Repeat every record below exactly, but leave out any pictures.

## Start Given data

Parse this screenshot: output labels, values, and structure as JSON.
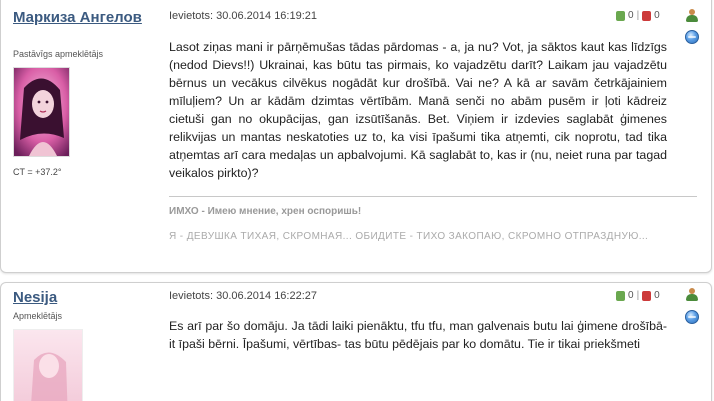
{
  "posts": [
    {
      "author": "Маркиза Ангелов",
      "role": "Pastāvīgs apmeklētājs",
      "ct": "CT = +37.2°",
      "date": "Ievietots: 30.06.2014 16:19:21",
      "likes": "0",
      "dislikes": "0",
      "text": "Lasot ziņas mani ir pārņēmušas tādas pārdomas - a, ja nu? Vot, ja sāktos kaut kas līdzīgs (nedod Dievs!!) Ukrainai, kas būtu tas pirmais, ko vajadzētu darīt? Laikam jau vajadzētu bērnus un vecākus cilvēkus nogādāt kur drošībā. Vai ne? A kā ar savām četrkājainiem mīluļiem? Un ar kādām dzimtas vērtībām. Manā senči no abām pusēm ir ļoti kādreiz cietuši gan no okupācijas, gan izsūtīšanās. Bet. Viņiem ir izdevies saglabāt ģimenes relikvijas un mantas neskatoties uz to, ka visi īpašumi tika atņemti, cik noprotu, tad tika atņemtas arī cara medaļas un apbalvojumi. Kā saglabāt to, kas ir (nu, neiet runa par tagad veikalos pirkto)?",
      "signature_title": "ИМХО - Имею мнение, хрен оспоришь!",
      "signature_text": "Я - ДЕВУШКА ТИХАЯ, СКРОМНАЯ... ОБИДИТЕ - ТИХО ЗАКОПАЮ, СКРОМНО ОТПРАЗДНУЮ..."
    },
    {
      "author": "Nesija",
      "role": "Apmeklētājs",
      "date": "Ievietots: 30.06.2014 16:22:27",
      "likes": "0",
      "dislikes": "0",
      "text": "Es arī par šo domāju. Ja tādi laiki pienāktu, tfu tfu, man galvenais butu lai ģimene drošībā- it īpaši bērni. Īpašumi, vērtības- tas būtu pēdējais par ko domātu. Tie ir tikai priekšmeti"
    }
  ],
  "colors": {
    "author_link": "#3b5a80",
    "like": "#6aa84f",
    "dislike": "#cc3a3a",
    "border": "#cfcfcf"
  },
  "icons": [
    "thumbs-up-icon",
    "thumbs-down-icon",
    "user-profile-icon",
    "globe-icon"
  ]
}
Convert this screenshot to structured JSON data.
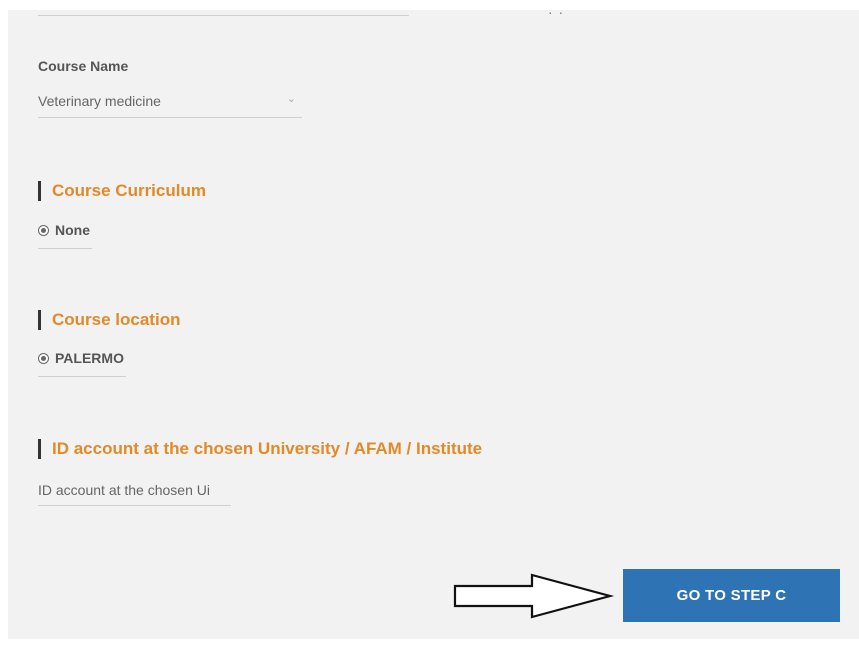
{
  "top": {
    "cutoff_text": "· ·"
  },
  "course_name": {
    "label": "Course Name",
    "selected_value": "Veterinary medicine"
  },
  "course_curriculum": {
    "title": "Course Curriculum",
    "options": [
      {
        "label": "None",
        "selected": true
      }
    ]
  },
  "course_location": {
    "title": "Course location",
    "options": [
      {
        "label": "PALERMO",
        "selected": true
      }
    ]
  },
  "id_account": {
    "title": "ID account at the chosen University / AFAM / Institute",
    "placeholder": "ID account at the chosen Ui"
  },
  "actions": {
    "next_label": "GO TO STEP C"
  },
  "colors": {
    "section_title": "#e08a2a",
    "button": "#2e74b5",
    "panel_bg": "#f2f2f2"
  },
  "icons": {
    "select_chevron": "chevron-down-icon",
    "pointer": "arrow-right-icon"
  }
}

## End Given data

# Full answer:
Parse this screenshot: output labels, values, and structure as JSON.
{
  "posts": [
    {
      "author": "Маркиза Ангелов",
      "role": "Pastāvīgs apmeklētājs",
      "ct": "CT = +37.2°",
      "date": "Ievietots: 30.06.2014 16:19:21",
      "likes": "0",
      "dislikes": "0",
      "text": "Lasot ziņas mani ir pārņēmušas tādas pārdomas - a, ja nu? Vot, ja sāktos kaut kas līdzīgs (nedod Dievs!!) Ukrainai, kas būtu tas pirmais, ko vajadzētu darīt? Laikam jau vajadzētu bērnus un vecākus cilvēkus nogādāt kur drošībā. Vai ne? A kā ar savām četrkājainiem mīluļiem? Un ar kādām dzimtas vērtībām. Manā senči no abām pusēm ir ļoti kādreiz cietuši gan no okupācijas, gan izsūtīšanās. Bet. Viņiem ir izdevies saglabāt ģimenes relikvijas un mantas neskatoties uz to, ka visi īpašumi tika atņemti, cik noprotu, tad tika atņemtas arī cara medaļas un apbalvojumi. Kā saglabāt to, kas ir (nu, neiet runa par tagad veikalos pirkto)?",
      "signature_title": "ИМХО - Имею мнение, хрен оспоришь!",
      "signature_text": "Я - ДЕВУШКА ТИХАЯ, СКРОМНАЯ... ОБИДИТЕ - ТИХО ЗАКОПАЮ, СКРОМНО ОТПРАЗДНУЮ..."
    },
    {
      "author": "Nesija",
      "role": "Apmeklētājs",
      "date": "Ievietots: 30.06.2014 16:22:27",
      "likes": "0",
      "dislikes": "0",
      "text": "Es arī par šo domāju. Ja tādi laiki pienāktu, tfu tfu, man galvenais butu lai ģimene drošībā- it īpaši bērni. Īpašumi, vērtības- tas būtu pēdējais par ko domātu. Tie ir tikai priekšmeti"
    }
  ],
  "colors": {
    "author_link": "#3b5a80",
    "like": "#6aa84f",
    "dislike": "#cc3a3a",
    "border": "#cfcfcf"
  },
  "icons": [
    "thumbs-up-icon",
    "thumbs-down-icon",
    "user-profile-icon",
    "globe-icon"
  ]
}
Convert this screenshot to structured JSON data.
{
  "top": {
    "cutoff_text": "· ·"
  },
  "course_name": {
    "label": "Course Name",
    "selected_value": "Veterinary medicine"
  },
  "course_curriculum": {
    "title": "Course Curriculum",
    "options": [
      {
        "label": "None",
        "selected": true
      }
    ]
  },
  "course_location": {
    "title": "Course location",
    "options": [
      {
        "label": "PALERMO",
        "selected": true
      }
    ]
  },
  "id_account": {
    "title": "ID account at the chosen University / AFAM / Institute",
    "placeholder": "ID account at the chosen Ui"
  },
  "actions": {
    "next_label": "GO TO STEP C"
  },
  "colors": {
    "section_title": "#e08a2a",
    "button": "#2e74b5",
    "panel_bg": "#f2f2f2"
  },
  "icons": {
    "select_chevron": "chevron-down-icon",
    "pointer": "arrow-right-icon"
  }
}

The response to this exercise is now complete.